Saved entries:
[START]
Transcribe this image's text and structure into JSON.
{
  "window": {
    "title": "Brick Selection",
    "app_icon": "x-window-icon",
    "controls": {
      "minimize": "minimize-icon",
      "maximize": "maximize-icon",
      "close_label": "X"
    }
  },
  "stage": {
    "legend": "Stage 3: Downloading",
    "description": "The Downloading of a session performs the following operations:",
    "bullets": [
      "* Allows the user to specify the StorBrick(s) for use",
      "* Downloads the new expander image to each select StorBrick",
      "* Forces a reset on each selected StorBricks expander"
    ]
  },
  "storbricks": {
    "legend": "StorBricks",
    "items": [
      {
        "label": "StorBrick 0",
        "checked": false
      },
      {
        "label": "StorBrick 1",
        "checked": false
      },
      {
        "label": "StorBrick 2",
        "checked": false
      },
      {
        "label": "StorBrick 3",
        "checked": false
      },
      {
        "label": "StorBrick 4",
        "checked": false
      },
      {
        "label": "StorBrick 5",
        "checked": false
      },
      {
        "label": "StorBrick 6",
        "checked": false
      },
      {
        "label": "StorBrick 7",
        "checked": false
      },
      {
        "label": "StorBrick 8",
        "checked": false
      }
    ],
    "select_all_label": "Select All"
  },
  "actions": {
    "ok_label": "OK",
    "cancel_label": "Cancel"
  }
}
[END]
__Set problem__: Copy all the lines, exactly.

__Response to this task__:
Transcribe this image's text and structure into JSON.
{
  "window": {
    "title": "Brick Selection",
    "app_icon": "x-window-icon",
    "controls": {
      "minimize": "minimize-icon",
      "maximize": "maximize-icon",
      "close_label": "X"
    }
  },
  "stage": {
    "legend": "Stage 3: Downloading",
    "description": "The Downloading of a session performs the following operations:",
    "bullets": [
      "* Allows the user to specify the StorBrick(s) for use",
      "* Downloads the new expander image to each select StorBrick",
      "* Forces a reset on each selected StorBricks expander"
    ]
  },
  "storbricks": {
    "legend": "StorBricks",
    "items": [
      {
        "label": "StorBrick 0",
        "checked": false
      },
      {
        "label": "StorBrick 1",
        "checked": false
      },
      {
        "label": "StorBrick 2",
        "checked": false
      },
      {
        "label": "StorBrick 3",
        "checked": false
      },
      {
        "label": "StorBrick 4",
        "checked": false
      },
      {
        "label": "StorBrick 5",
        "checked": false
      },
      {
        "label": "StorBrick 6",
        "checked": false
      },
      {
        "label": "StorBrick 7",
        "checked": false
      },
      {
        "label": "StorBrick 8",
        "checked": false
      }
    ],
    "select_all_label": "Select All"
  },
  "actions": {
    "ok_label": "OK",
    "cancel_label": "Cancel"
  }
}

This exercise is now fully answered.